--- Requirements ---
Output each entry exactly; skip nothing.

(Rows from a figure dataset)
——————

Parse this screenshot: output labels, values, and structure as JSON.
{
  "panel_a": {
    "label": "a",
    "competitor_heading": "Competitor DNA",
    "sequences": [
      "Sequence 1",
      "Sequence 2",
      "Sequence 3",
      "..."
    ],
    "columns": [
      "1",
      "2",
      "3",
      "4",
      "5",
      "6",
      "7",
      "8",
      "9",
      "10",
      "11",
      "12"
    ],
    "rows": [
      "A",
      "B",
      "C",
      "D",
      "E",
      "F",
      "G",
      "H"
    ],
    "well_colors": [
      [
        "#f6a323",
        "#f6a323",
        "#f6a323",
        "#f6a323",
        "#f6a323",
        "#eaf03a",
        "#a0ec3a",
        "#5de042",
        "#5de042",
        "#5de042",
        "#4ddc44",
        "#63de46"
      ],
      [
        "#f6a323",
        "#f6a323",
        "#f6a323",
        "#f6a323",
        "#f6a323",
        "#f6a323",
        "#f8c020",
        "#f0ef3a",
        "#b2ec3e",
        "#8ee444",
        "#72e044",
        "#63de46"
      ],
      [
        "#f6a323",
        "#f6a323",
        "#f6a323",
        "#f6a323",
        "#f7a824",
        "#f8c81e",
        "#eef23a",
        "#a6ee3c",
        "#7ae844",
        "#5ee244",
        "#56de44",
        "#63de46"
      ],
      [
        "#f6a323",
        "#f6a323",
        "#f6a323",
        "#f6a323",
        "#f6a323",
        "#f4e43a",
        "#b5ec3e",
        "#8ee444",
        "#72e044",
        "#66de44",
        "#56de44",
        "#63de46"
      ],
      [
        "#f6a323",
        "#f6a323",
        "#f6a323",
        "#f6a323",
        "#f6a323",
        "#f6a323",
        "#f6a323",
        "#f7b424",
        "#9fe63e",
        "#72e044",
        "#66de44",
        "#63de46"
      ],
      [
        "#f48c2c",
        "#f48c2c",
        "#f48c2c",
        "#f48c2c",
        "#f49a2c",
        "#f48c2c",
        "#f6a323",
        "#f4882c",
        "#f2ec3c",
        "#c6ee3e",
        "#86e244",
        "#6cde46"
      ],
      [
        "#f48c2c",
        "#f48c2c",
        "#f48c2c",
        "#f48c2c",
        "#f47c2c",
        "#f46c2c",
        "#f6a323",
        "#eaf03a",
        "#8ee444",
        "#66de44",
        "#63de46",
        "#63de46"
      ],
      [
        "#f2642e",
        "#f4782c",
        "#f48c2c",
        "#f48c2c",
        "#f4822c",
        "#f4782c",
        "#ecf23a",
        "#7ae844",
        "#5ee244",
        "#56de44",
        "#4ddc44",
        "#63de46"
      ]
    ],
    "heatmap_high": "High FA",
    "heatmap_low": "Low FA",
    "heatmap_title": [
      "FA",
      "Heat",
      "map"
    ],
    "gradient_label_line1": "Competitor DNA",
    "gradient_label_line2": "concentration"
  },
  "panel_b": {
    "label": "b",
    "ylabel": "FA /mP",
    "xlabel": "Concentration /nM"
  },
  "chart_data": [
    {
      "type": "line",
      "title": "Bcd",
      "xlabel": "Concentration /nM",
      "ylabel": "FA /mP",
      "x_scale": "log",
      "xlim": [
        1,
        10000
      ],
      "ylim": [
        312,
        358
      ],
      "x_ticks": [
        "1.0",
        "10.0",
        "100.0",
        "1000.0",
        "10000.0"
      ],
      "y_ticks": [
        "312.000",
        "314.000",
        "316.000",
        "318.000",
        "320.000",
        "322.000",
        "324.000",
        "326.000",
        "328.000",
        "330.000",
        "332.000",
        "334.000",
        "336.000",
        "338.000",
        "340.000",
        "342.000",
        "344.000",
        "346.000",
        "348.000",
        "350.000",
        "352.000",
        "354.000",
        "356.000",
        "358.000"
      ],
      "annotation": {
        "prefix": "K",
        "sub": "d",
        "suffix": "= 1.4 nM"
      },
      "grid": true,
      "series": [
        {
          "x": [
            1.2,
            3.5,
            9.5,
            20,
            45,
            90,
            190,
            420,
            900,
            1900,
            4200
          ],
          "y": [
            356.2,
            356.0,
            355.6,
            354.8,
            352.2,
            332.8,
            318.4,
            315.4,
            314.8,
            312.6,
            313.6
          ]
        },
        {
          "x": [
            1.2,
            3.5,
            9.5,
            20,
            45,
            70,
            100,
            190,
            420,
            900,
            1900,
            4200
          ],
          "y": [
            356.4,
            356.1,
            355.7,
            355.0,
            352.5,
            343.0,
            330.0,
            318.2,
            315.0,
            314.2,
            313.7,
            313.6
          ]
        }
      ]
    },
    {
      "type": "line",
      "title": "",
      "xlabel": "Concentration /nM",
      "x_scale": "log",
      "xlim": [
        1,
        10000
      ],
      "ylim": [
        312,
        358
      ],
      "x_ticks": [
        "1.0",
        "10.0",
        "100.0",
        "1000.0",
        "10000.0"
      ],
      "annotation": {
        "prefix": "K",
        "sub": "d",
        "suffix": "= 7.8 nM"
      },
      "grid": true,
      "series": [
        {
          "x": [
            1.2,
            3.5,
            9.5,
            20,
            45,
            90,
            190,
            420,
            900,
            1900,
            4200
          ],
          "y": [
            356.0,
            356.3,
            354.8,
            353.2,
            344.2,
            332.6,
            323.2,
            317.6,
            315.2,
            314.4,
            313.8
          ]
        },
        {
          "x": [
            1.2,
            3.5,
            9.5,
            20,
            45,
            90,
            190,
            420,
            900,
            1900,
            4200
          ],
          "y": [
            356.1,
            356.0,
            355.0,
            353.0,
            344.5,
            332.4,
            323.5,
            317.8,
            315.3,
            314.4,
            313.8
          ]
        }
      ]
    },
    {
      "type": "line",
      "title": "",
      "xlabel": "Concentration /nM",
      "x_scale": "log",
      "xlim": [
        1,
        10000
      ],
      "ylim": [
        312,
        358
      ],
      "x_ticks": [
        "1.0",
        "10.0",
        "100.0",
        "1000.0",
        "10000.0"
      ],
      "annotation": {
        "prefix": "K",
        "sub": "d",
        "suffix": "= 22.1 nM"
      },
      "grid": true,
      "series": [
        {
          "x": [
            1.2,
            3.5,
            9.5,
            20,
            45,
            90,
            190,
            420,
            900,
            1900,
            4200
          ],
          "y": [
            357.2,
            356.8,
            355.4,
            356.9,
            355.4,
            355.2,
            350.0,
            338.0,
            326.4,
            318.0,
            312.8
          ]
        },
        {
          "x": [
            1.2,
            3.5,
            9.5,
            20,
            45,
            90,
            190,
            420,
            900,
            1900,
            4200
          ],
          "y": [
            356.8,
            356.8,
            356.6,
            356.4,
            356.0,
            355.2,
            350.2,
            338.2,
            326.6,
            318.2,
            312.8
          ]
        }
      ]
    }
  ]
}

——————

--- Answer for the task ---
Parse this screenshot: output labels, values, and structure as JSON.
{
  "panel_a": {
    "label": "a",
    "competitor_heading": "Competitor DNA",
    "sequences": [
      "Sequence 1",
      "Sequence 2",
      "Sequence 3",
      "..."
    ],
    "columns": [
      "1",
      "2",
      "3",
      "4",
      "5",
      "6",
      "7",
      "8",
      "9",
      "10",
      "11",
      "12"
    ],
    "rows": [
      "A",
      "B",
      "C",
      "D",
      "E",
      "F",
      "G",
      "H"
    ],
    "well_colors": [
      [
        "#f6a323",
        "#f6a323",
        "#f6a323",
        "#f6a323",
        "#f6a323",
        "#eaf03a",
        "#a0ec3a",
        "#5de042",
        "#5de042",
        "#5de042",
        "#4ddc44",
        "#63de46"
      ],
      [
        "#f6a323",
        "#f6a323",
        "#f6a323",
        "#f6a323",
        "#f6a323",
        "#f6a323",
        "#f8c020",
        "#f0ef3a",
        "#b2ec3e",
        "#8ee444",
        "#72e044",
        "#63de46"
      ],
      [
        "#f6a323",
        "#f6a323",
        "#f6a323",
        "#f6a323",
        "#f7a824",
        "#f8c81e",
        "#eef23a",
        "#a6ee3c",
        "#7ae844",
        "#5ee244",
        "#56de44",
        "#63de46"
      ],
      [
        "#f6a323",
        "#f6a323",
        "#f6a323",
        "#f6a323",
        "#f6a323",
        "#f4e43a",
        "#b5ec3e",
        "#8ee444",
        "#72e044",
        "#66de44",
        "#56de44",
        "#63de46"
      ],
      [
        "#f6a323",
        "#f6a323",
        "#f6a323",
        "#f6a323",
        "#f6a323",
        "#f6a323",
        "#f6a323",
        "#f7b424",
        "#9fe63e",
        "#72e044",
        "#66de44",
        "#63de46"
      ],
      [
        "#f48c2c",
        "#f48c2c",
        "#f48c2c",
        "#f48c2c",
        "#f49a2c",
        "#f48c2c",
        "#f6a323",
        "#f4882c",
        "#f2ec3c",
        "#c6ee3e",
        "#86e244",
        "#6cde46"
      ],
      [
        "#f48c2c",
        "#f48c2c",
        "#f48c2c",
        "#f48c2c",
        "#f47c2c",
        "#f46c2c",
        "#f6a323",
        "#eaf03a",
        "#8ee444",
        "#66de44",
        "#63de46",
        "#63de46"
      ],
      [
        "#f2642e",
        "#f4782c",
        "#f48c2c",
        "#f48c2c",
        "#f4822c",
        "#f4782c",
        "#ecf23a",
        "#7ae844",
        "#5ee244",
        "#56de44",
        "#4ddc44",
        "#63de46"
      ]
    ],
    "heatmap_high": "High FA",
    "heatmap_low": "Low FA",
    "heatmap_title": [
      "FA",
      "Heat",
      "map"
    ],
    "gradient_label_line1": "Competitor DNA",
    "gradient_label_line2": "concentration"
  },
  "panel_b": {
    "label": "b",
    "ylabel": "FA /mP",
    "xlabel": "Concentration /nM"
  },
  "chart_data": [
    {
      "type": "line",
      "title": "Bcd",
      "xlabel": "Concentration /nM",
      "ylabel": "FA /mP",
      "x_scale": "log",
      "xlim": [
        1,
        10000
      ],
      "ylim": [
        312,
        358
      ],
      "x_ticks": [
        "1.0",
        "10.0",
        "100.0",
        "1000.0",
        "10000.0"
      ],
      "y_ticks": [
        "312.000",
        "314.000",
        "316.000",
        "318.000",
        "320.000",
        "322.000",
        "324.000",
        "326.000",
        "328.000",
        "330.000",
        "332.000",
        "334.000",
        "336.000",
        "338.000",
        "340.000",
        "342.000",
        "344.000",
        "346.000",
        "348.000",
        "350.000",
        "352.000",
        "354.000",
        "356.000",
        "358.000"
      ],
      "annotation": {
        "prefix": "K",
        "sub": "d",
        "suffix": "= 1.4 nM"
      },
      "grid": true,
      "series": [
        {
          "x": [
            1.2,
            3.5,
            9.5,
            20,
            45,
            90,
            190,
            420,
            900,
            1900,
            4200
          ],
          "y": [
            356.2,
            356.0,
            355.6,
            354.8,
            352.2,
            332.8,
            318.4,
            315.4,
            314.8,
            312.6,
            313.6
          ]
        },
        {
          "x": [
            1.2,
            3.5,
            9.5,
            20,
            45,
            70,
            100,
            190,
            420,
            900,
            1900,
            4200
          ],
          "y": [
            356.4,
            356.1,
            355.7,
            355.0,
            352.5,
            343.0,
            330.0,
            318.2,
            315.0,
            314.2,
            313.7,
            313.6
          ]
        }
      ]
    },
    {
      "type": "line",
      "title": "",
      "xlabel": "Concentration /nM",
      "x_scale": "log",
      "xlim": [
        1,
        10000
      ],
      "ylim": [
        312,
        358
      ],
      "x_ticks": [
        "1.0",
        "10.0",
        "100.0",
        "1000.0",
        "10000.0"
      ],
      "annotation": {
        "prefix": "K",
        "sub": "d",
        "suffix": "= 7.8 nM"
      },
      "grid": true,
      "series": [
        {
          "x": [
            1.2,
            3.5,
            9.5,
            20,
            45,
            90,
            190,
            420,
            900,
            1900,
            4200
          ],
          "y": [
            356.0,
            356.3,
            354.8,
            353.2,
            344.2,
            332.6,
            323.2,
            317.6,
            315.2,
            314.4,
            313.8
          ]
        },
        {
          "x": [
            1.2,
            3.5,
            9.5,
            20,
            45,
            90,
            190,
            420,
            900,
            1900,
            4200
          ],
          "y": [
            356.1,
            356.0,
            355.0,
            353.0,
            344.5,
            332.4,
            323.5,
            317.8,
            315.3,
            314.4,
            313.8
          ]
        }
      ]
    },
    {
      "type": "line",
      "title": "",
      "xlabel": "Concentration /nM",
      "x_scale": "log",
      "xlim": [
        1,
        10000
      ],
      "ylim": [
        312,
        358
      ],
      "x_ticks": [
        "1.0",
        "10.0",
        "100.0",
        "1000.0",
        "10000.0"
      ],
      "annotation": {
        "prefix": "K",
        "sub": "d",
        "suffix": "= 22.1 nM"
      },
      "grid": true,
      "series": [
        {
          "x": [
            1.2,
            3.5,
            9.5,
            20,
            45,
            90,
            190,
            420,
            900,
            1900,
            4200
          ],
          "y": [
            357.2,
            356.8,
            355.4,
            356.9,
            355.4,
            355.2,
            350.0,
            338.0,
            326.4,
            318.0,
            312.8
          ]
        },
        {
          "x": [
            1.2,
            3.5,
            9.5,
            20,
            45,
            90,
            190,
            420,
            900,
            1900,
            4200
          ],
          "y": [
            356.8,
            356.8,
            356.6,
            356.4,
            356.0,
            355.2,
            350.2,
            338.2,
            326.6,
            318.2,
            312.8
          ]
        }
      ]
    }
  ]
}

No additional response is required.